** Questions on the material **
1. From the article on the Altrua HealthShare ruling, extract the passage that begins at the words "The Ada County" and stops after the words "of state law.".
2. Please answer these questions using the article on the Altrua HealthShare ruling:
(a) On what date did the Idaho Supreme Court issue its opinion?
(b) Which court had affirmed the Idaho Department of Insurance's determination?
(c) Who authored the Idaho Supreme Court's opinion?
3. Proceed with the article on the Altrua HealthShare ruling from the point where it stops.

====== Excerpt to read ======

BOISE, Idaho (Legal Newsline) -- The Idaho Supreme Court last month said a lower court erred in determining that Austin, Texas-based Altrua HealthShare -- one of a few nonprofit health sharing organizations nationwide -- is an insurer.
The state's high court, in its Feb. 25 opinion, agreed with Altrua that it cannot be an insurer because it simply administers members' funds through an escrow account and assumes no risk of paying members' claims.
The Ada County District Court had affirmed the Idaho Department of Insurance's determination that Altrua transacted insurance without a certificate of authority in violation of state law.
Idaho Attorney General Lawrence Wasden represented the insurance department, along with director Bill Deal, in the dispute.
Altrua argued on appeal that both the department and the district court erred in finding that it was an insurer because the nonprofit never assumed the risk of paying its members' medical bills.
The department found, and the district court affirmed, that when members make their predetermined monthly payments into the escrow account Altrua operates, the risk of payment shifts from the individual members to the escrow account, and in turn to Altrua.
Altrua also argued that the department's determination that it is an insurer despite the disclaimers in its membership contract to the contrary is an "unconstitutional interference" with its right to contract.
According to the nonprofit's website, "Altrua HealthShare members understand that this is NOT an insurance company. Rather, we are a group of many families across the United States who shares each other's burdens in the area of health care costs."
Chief Justice Roger Burdick, who authored the court's seven-page opinion reversing and remanding the case, said whether Altrua transacted insurance depends on whether the contract between the nonprofit and its members is an insurance contract.
Idaho Code section 41-102 defines insurance as "a contract whereby one undertakes to indemnify another or pay or allow a specified or ascertainable amount or benefit upon determinable risk contingencies."

====== Data under study ======

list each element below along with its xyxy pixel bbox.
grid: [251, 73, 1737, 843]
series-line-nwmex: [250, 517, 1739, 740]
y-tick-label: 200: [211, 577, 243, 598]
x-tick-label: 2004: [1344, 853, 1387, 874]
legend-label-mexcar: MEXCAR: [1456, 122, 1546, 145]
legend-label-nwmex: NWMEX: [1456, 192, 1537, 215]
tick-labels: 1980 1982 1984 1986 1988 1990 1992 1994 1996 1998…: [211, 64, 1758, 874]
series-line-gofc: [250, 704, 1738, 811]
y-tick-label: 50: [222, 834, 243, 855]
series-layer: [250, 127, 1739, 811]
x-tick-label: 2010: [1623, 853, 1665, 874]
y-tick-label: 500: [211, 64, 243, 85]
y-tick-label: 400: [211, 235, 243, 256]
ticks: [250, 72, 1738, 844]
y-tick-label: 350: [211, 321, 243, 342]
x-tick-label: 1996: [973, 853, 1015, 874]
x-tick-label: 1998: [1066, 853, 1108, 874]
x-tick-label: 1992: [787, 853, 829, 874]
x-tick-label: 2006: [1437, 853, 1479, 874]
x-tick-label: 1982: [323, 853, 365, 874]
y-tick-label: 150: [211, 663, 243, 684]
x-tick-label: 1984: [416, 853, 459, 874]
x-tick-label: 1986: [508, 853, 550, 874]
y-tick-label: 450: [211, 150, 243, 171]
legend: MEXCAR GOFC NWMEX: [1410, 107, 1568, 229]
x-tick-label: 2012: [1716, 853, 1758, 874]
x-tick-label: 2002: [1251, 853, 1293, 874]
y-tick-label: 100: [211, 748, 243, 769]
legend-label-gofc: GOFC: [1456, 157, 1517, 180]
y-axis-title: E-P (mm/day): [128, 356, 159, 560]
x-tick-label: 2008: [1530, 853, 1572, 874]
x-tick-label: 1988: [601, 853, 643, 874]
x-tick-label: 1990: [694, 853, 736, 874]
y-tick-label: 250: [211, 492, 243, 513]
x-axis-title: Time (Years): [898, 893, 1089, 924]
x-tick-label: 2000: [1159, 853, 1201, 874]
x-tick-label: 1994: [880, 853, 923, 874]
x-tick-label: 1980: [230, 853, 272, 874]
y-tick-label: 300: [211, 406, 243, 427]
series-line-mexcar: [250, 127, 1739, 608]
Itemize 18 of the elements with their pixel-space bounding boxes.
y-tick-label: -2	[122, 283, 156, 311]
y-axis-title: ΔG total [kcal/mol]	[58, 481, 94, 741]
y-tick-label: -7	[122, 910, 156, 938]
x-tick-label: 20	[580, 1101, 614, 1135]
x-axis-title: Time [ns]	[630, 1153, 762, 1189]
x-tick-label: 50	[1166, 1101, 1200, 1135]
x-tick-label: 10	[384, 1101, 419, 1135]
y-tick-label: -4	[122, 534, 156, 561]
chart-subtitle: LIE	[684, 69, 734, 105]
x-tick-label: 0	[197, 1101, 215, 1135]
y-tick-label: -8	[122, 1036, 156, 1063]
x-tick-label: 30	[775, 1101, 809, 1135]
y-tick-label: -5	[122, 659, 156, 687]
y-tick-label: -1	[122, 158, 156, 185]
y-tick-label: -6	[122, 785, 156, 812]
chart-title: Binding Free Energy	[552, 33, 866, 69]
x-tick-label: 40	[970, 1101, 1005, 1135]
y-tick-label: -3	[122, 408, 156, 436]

======

** Answer list **
1.
The Ada County District Court had affirmed the Idaho Department of Insurance's determination that Altrua transacted insurance without a certificate of authority in violation of state law.

2.
(a) Feb. 25
(b) The Ada County District Court
(c) Chief Justice Roger Burdick

3.
In this case, the hearing officer found that the definition "centers on the phrase 'undertakes to indemnify'" and concluded that "the fundamental attribute of insurance is risk sharing." The officer focused on the first type of insurance contract under section 41-102's definition -- those that undertake to indemnify another.
Altrua did not disagree with this definition of insurance -- just the officer's determination that its membership contract falls within this definition.
"This Court agrees with Altrua that under this definition it is not an insurer," Burdick wrote.
The court said the officer correctly determined that for Altrua's membership contract to be a contract that seeks to indemnify another, it must shift the risk of paying members' claims from the individual members to Altrua.
"Despite the high level of control Altrua exercises over the escrow account, simply operating the account does not mean that Altrua assumes the risk of paying members' claims. Altrua does not pay any of its members' claims with its own funds; rather, all of claims are paid out of the escrow account, which is made up entirely of members' contributions," the chief justice explained.
"While the Hearing Officer is correct that the terms of the membership contract place the discretion for payment in Altrua's hands, this is not the same thing as assuming the risk of paying members' claims."
And despite the disclaimers in Altrua's contract, the structure of the membership plan and statements made in Altrua's brochure and guidelines are "substantial and competent evidence" supporting the officer's finding that the nonprofit's membership contract creates a "reliance interest" in its members that their claims will be paid, the court said.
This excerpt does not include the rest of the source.